* _Records shown_
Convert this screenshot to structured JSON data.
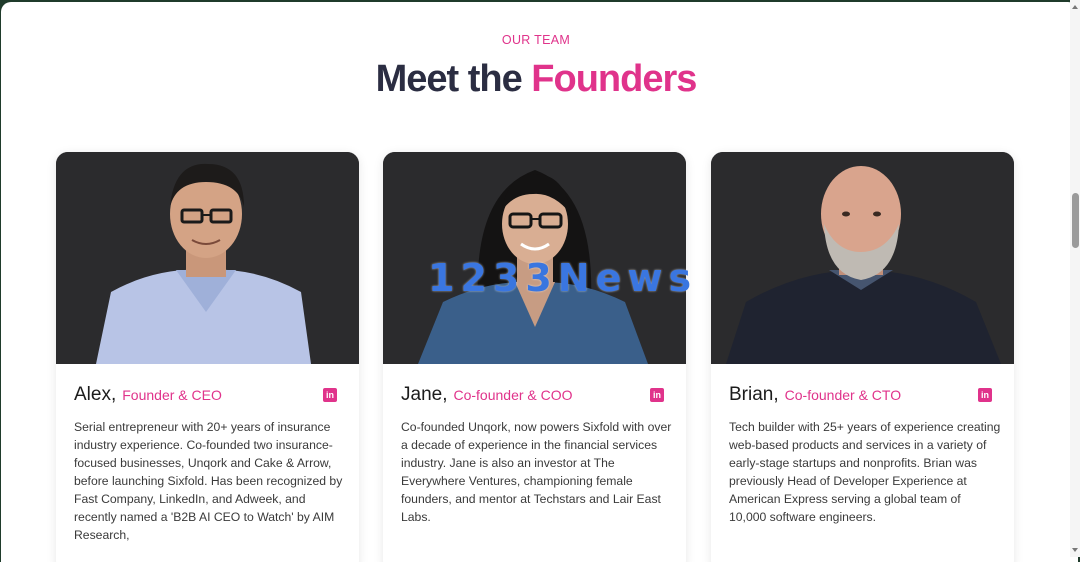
{
  "section": {
    "eyebrow": "OUR TEAM",
    "headline_plain": "Meet the ",
    "headline_accent": "Founders"
  },
  "colors": {
    "accent": "#e0338b",
    "heading": "#2b2d42",
    "photo_bg": "#2b2b2d"
  },
  "founders": [
    {
      "name": "Alex,",
      "role": "Founder & CEO",
      "linkedin_icon": "linkedin-icon",
      "bio": "Serial entrepreneur with 20+ years of insurance industry experience. Co-founded two insurance-focused businesses, Unqork and Cake & Arrow, before launching Sixfold. Has been recognized by Fast Company, LinkedIn, and Adweek, and recently named a 'B2B AI CEO to Watch' by AIM Research,"
    },
    {
      "name": "Jane,",
      "role": "Co-founder & COO",
      "linkedin_icon": "linkedin-icon",
      "bio": "Co-founded Unqork, now powers Sixfold with over a decade of experience in the financial services industry. Jane is also an investor at The Everywhere Ventures, championing female founders, and mentor at Techstars and Lair East Labs."
    },
    {
      "name": "Brian,",
      "role": "Co-founder & CTO",
      "linkedin_icon": "linkedin-icon",
      "bio": "Tech builder with 25+ years of experience creating web-based products and services in a variety of early-stage startups and nonprofits. Brian was previously Head of Developer Experience at American Express serving a global team of 10,000 software engineers."
    }
  ],
  "watermark": "1233News"
}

* _The exercise_
Each line that holds the word "Jane" should be extracted from the records.

* _Finished exercise_
      "name": "Jane,",
      "bio": "Co-founded Unqork, now powers Sixfold with over a decade of experience in the financial services industry. Jane is also an investor at The Everywhere Ventures, championing female founders, and mentor at Techstars and Lair East Labs."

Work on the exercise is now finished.